WRITTEN PROBLEM:
Write out each line exactly as it stands, please.
....................
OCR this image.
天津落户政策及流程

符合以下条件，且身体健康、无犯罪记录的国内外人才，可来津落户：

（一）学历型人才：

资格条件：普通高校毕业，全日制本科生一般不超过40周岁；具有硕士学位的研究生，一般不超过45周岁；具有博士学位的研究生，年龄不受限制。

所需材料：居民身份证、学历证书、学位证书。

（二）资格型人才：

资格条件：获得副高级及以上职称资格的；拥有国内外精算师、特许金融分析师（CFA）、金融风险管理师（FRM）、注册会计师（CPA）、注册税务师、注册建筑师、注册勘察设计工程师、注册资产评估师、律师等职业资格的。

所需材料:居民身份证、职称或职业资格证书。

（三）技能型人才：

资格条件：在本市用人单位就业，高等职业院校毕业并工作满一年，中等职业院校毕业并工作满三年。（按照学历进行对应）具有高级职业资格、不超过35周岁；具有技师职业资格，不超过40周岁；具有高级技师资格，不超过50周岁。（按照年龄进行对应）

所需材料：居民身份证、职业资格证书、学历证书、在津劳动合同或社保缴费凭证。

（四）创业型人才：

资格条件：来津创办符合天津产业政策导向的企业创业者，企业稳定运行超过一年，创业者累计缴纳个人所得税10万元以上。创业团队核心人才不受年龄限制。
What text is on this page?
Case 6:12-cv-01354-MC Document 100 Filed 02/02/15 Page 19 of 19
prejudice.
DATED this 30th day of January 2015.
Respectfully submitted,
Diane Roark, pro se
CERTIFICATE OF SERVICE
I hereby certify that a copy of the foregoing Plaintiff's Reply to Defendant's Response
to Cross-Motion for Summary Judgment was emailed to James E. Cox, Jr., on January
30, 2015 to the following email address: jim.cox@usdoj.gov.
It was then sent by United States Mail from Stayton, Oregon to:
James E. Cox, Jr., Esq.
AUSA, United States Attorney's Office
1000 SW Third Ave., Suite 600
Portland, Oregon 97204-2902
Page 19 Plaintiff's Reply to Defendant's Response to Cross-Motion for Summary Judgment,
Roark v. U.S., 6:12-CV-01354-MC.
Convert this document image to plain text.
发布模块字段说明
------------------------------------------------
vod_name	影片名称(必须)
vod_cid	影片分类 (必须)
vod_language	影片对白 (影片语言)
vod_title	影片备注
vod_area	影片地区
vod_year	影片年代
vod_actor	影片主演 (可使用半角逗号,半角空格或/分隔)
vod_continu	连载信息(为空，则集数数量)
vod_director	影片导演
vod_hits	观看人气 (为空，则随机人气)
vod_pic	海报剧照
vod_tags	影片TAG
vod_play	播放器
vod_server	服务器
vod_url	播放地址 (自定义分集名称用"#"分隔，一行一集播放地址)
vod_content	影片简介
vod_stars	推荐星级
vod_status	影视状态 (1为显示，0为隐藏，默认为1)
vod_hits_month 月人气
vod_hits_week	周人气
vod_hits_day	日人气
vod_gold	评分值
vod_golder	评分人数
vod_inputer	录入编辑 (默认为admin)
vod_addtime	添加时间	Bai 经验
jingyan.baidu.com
....................
COMPLETE RESPONSE:
OCR this image.
天津落户政策及流程

符合以下条件，且身体健康、无犯罪记录的国内外人才，可来津落户：

（一）学历型人才：

资格条件：普通高校毕业，全日制本科生一般不超过40周岁；具有硕士学位的研究生，一般不超过45周岁；具有博士学位的研究生，年龄不受限制。

所需材料：居民身份证、学历证书、学位证书。

（二）资格型人才：

资格条件：获得副高级及以上职称资格的；拥有国内外精算师、特许金融分析师（CFA）、金融风险管理师（FRM）、注册会计师（CPA）、注册税务师、注册建筑师、注册勘察设计工程师、注册资产评估师、律师等职业资格的。

所需材料:居民身份证、职称或职业资格证书。

（三）技能型人才：

资格条件：在本市用人单位就业，高等职业院校毕业并工作满一年，中等职业院校毕业并工作满三年。（按照学历进行对应）具有高级职业资格、不超过35周岁；具有技师职业资格，不超过40周岁；具有高级技师资格，不超过50周岁。（按照年龄进行对应）

所需材料：居民身份证、职业资格证书、学历证书、在津劳动合同或社保缴费凭证。

（四）创业型人才：

资格条件：来津创办符合天津产业政策导向的企业创业者，企业稳定运行超过一年，创业者累计缴纳个人所得税10万元以上。创业团队核心人才不受年龄限制。
What text is on this page?
Case 6:12-cv-01354-MC Document 100 Filed 02/02/15 Page 19 of 19
prejudice.
DATED this 30th day of January 2015.
Respectfully submitted,
Diane Roark, pro se
CERTIFICATE OF SERVICE
I hereby certify that a copy of the foregoing Plaintiff's Reply to Defendant's Response
to Cross-Motion for Summary Judgment was emailed to James E. Cox, Jr., on January
30, 2015 to the following email address: jim.cox@usdoj.gov.
It was then sent by United States Mail from Stayton, Oregon to:
James E. Cox, Jr., Esq.
AUSA, United States Attorney's Office
1000 SW Third Ave., Suite 600
Portland, Oregon 97204-2902
Page 19 Plaintiff's Reply to Defendant's Response to Cross-Motion for Summary Judgment,
Roark v. U.S., 6:12-CV-01354-MC.
Convert this document image to plain text.
发布模块字段说明
------------------------------------------------
vod_name	影片名称(必须)
vod_cid	影片分类 (必须)
vod_language	影片对白 (影片语言)
vod_title	影片备注
vod_area	影片地区
vod_year	影片年代
vod_actor	影片主演 (可使用半角逗号,半角空格或/分隔)
vod_continu	连载信息(为空，则集数数量)
vod_director	影片导演
vod_hits	观看人气 (为空，则随机人气)
vod_pic	海报剧照
vod_tags	影片TAG
vod_play	播放器
vod_server	服务器
vod_url	播放地址 (自定义分集名称用"#"分隔，一行一集播放地址)
vod_content	影片简介
vod_stars	推荐星级
vod_status	影视状态 (1为显示，0为隐藏，默认为1)
vod_hits_month 月人气
vod_hits_week	周人气
vod_hits_day	日人气
vod_gold	评分值
vod_golder	评分人数
vod_inputer	录入编辑 (默认为admin)
vod_addtime	添加时间	Bai 经验
jingyan.baidu.com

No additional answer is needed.